INSTRUCTIONS TO FOLLOW: All the data should come back exactly as it was given.

MATERIAL SUPPLIED:

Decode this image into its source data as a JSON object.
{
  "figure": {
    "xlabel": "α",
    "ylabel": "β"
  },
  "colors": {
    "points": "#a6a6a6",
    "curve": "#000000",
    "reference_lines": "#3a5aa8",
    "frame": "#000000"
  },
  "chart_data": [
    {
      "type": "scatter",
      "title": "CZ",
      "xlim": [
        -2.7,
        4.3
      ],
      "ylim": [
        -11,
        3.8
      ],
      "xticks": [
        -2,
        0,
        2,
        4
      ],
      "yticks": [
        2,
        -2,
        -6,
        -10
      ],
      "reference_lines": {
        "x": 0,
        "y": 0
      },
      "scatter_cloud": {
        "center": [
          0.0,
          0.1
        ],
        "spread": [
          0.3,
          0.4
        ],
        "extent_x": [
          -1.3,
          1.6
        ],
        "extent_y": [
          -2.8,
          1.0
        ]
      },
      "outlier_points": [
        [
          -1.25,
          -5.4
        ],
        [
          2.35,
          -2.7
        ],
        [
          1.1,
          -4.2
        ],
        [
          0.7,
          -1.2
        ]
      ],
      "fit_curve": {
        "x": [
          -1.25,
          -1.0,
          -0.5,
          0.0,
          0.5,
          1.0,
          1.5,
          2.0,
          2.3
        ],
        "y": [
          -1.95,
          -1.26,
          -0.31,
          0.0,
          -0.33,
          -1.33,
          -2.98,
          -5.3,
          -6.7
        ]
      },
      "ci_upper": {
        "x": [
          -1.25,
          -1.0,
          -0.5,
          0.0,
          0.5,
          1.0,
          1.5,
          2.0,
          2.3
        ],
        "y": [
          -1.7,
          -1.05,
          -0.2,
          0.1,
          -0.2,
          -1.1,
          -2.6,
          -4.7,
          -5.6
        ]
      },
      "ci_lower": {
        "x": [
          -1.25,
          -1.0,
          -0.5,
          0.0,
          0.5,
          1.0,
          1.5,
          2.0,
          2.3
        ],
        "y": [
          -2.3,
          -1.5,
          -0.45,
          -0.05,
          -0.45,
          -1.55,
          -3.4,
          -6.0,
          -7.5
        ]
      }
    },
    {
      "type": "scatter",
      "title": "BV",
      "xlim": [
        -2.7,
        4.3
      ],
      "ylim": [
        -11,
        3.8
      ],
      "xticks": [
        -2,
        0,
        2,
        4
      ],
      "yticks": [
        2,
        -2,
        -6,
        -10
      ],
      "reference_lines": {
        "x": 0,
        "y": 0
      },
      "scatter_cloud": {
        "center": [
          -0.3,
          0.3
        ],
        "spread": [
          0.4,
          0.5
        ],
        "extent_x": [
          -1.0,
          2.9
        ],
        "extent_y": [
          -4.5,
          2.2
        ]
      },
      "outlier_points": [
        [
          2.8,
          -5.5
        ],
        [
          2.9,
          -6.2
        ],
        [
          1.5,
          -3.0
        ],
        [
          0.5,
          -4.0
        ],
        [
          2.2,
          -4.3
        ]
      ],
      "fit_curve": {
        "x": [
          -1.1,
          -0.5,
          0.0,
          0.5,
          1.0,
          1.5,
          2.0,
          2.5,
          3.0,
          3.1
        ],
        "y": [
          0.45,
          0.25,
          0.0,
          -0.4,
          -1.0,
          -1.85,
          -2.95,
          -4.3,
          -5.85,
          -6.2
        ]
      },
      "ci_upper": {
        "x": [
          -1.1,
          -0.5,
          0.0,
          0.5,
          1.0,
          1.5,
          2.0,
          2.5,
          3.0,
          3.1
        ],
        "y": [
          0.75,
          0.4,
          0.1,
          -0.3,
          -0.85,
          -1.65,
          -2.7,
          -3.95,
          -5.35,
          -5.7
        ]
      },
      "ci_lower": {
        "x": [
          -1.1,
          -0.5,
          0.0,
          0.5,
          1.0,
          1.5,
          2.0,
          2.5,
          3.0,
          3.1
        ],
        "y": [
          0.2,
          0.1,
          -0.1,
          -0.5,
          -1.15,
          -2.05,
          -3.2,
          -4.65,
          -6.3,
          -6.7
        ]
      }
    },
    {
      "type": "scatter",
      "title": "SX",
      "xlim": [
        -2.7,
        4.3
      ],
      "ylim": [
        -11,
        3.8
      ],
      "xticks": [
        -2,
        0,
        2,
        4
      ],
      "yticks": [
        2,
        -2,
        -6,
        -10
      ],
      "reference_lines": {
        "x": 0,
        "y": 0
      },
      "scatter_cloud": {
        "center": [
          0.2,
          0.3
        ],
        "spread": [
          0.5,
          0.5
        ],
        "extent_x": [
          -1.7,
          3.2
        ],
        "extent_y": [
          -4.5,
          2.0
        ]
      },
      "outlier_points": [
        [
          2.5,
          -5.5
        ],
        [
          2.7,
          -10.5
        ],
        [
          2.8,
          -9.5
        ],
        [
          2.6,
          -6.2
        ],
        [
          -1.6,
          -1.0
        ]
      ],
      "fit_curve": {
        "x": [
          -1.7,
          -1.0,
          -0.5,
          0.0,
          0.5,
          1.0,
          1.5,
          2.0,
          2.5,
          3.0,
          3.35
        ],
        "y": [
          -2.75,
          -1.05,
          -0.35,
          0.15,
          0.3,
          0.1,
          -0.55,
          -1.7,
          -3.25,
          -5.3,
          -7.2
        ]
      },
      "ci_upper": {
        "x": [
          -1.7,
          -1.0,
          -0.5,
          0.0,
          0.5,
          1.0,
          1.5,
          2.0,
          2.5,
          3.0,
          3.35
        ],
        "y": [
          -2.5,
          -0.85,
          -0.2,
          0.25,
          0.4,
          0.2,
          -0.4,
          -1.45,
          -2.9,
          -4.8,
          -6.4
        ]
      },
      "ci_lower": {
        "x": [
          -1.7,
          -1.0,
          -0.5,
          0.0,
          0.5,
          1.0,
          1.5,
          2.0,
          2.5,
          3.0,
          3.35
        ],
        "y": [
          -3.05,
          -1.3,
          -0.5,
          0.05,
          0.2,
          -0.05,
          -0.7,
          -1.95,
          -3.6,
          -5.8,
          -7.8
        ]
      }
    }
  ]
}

OUTPUT FOR THIS TASK:
Decode this image into its source data as a JSON object.
{
  "figure": {
    "xlabel": "α",
    "ylabel": "β"
  },
  "colors": {
    "points": "#a6a6a6",
    "curve": "#000000",
    "reference_lines": "#3a5aa8",
    "frame": "#000000"
  },
  "chart_data": [
    {
      "type": "scatter",
      "title": "CZ",
      "xlim": [
        -2.7,
        4.3
      ],
      "ylim": [
        -11,
        3.8
      ],
      "xticks": [
        -2,
        0,
        2,
        4
      ],
      "yticks": [
        2,
        -2,
        -6,
        -10
      ],
      "reference_lines": {
        "x": 0,
        "y": 0
      },
      "scatter_cloud": {
        "center": [
          0.0,
          0.1
        ],
        "spread": [
          0.3,
          0.4
        ],
        "extent_x": [
          -1.3,
          1.6
        ],
        "extent_y": [
          -2.8,
          1.0
        ]
      },
      "outlier_points": [
        [
          -1.25,
          -5.4
        ],
        [
          2.35,
          -2.7
        ],
        [
          1.1,
          -4.2
        ],
        [
          0.7,
          -1.2
        ]
      ],
      "fit_curve": {
        "x": [
          -1.25,
          -1.0,
          -0.5,
          0.0,
          0.5,
          1.0,
          1.5,
          2.0,
          2.3
        ],
        "y": [
          -1.95,
          -1.26,
          -0.31,
          0.0,
          -0.33,
          -1.33,
          -2.98,
          -5.3,
          -6.7
        ]
      },
      "ci_upper": {
        "x": [
          -1.25,
          -1.0,
          -0.5,
          0.0,
          0.5,
          1.0,
          1.5,
          2.0,
          2.3
        ],
        "y": [
          -1.7,
          -1.05,
          -0.2,
          0.1,
          -0.2,
          -1.1,
          -2.6,
          -4.7,
          -5.6
        ]
      },
      "ci_lower": {
        "x": [
          -1.25,
          -1.0,
          -0.5,
          0.0,
          0.5,
          1.0,
          1.5,
          2.0,
          2.3
        ],
        "y": [
          -2.3,
          -1.5,
          -0.45,
          -0.05,
          -0.45,
          -1.55,
          -3.4,
          -6.0,
          -7.5
        ]
      }
    },
    {
      "type": "scatter",
      "title": "BV",
      "xlim": [
        -2.7,
        4.3
      ],
      "ylim": [
        -11,
        3.8
      ],
      "xticks": [
        -2,
        0,
        2,
        4
      ],
      "yticks": [
        2,
        -2,
        -6,
        -10
      ],
      "reference_lines": {
        "x": 0,
        "y": 0
      },
      "scatter_cloud": {
        "center": [
          -0.3,
          0.3
        ],
        "spread": [
          0.4,
          0.5
        ],
        "extent_x": [
          -1.0,
          2.9
        ],
        "extent_y": [
          -4.5,
          2.2
        ]
      },
      "outlier_points": [
        [
          2.8,
          -5.5
        ],
        [
          2.9,
          -6.2
        ],
        [
          1.5,
          -3.0
        ],
        [
          0.5,
          -4.0
        ],
        [
          2.2,
          -4.3
        ]
      ],
      "fit_curve": {
        "x": [
          -1.1,
          -0.5,
          0.0,
          0.5,
          1.0,
          1.5,
          2.0,
          2.5,
          3.0,
          3.1
        ],
        "y": [
          0.45,
          0.25,
          0.0,
          -0.4,
          -1.0,
          -1.85,
          -2.95,
          -4.3,
          -5.85,
          -6.2
        ]
      },
      "ci_upper": {
        "x": [
          -1.1,
          -0.5,
          0.0,
          0.5,
          1.0,
          1.5,
          2.0,
          2.5,
          3.0,
          3.1
        ],
        "y": [
          0.75,
          0.4,
          0.1,
          -0.3,
          -0.85,
          -1.65,
          -2.7,
          -3.95,
          -5.35,
          -5.7
        ]
      },
      "ci_lower": {
        "x": [
          -1.1,
          -0.5,
          0.0,
          0.5,
          1.0,
          1.5,
          2.0,
          2.5,
          3.0,
          3.1
        ],
        "y": [
          0.2,
          0.1,
          -0.1,
          -0.5,
          -1.15,
          -2.05,
          -3.2,
          -4.65,
          -6.3,
          -6.7
        ]
      }
    },
    {
      "type": "scatter",
      "title": "SX",
      "xlim": [
        -2.7,
        4.3
      ],
      "ylim": [
        -11,
        3.8
      ],
      "xticks": [
        -2,
        0,
        2,
        4
      ],
      "yticks": [
        2,
        -2,
        -6,
        -10
      ],
      "reference_lines": {
        "x": 0,
        "y": 0
      },
      "scatter_cloud": {
        "center": [
          0.2,
          0.3
        ],
        "spread": [
          0.5,
          0.5
        ],
        "extent_x": [
          -1.7,
          3.2
        ],
        "extent_y": [
          -4.5,
          2.0
        ]
      },
      "outlier_points": [
        [
          2.5,
          -5.5
        ],
        [
          2.7,
          -10.5
        ],
        [
          2.8,
          -9.5
        ],
        [
          2.6,
          -6.2
        ],
        [
          -1.6,
          -1.0
        ]
      ],
      "fit_curve": {
        "x": [
          -1.7,
          -1.0,
          -0.5,
          0.0,
          0.5,
          1.0,
          1.5,
          2.0,
          2.5,
          3.0,
          3.35
        ],
        "y": [
          -2.75,
          -1.05,
          -0.35,
          0.15,
          0.3,
          0.1,
          -0.55,
          -1.7,
          -3.25,
          -5.3,
          -7.2
        ]
      },
      "ci_upper": {
        "x": [
          -1.7,
          -1.0,
          -0.5,
          0.0,
          0.5,
          1.0,
          1.5,
          2.0,
          2.5,
          3.0,
          3.35
        ],
        "y": [
          -2.5,
          -0.85,
          -0.2,
          0.25,
          0.4,
          0.2,
          -0.4,
          -1.45,
          -2.9,
          -4.8,
          -6.4
        ]
      },
      "ci_lower": {
        "x": [
          -1.7,
          -1.0,
          -0.5,
          0.0,
          0.5,
          1.0,
          1.5,
          2.0,
          2.5,
          3.0,
          3.35
        ],
        "y": [
          -3.05,
          -1.3,
          -0.5,
          0.05,
          0.2,
          -0.05,
          -0.7,
          -1.95,
          -3.6,
          -5.8,
          -7.8
        ]
      }
    }
  ]
}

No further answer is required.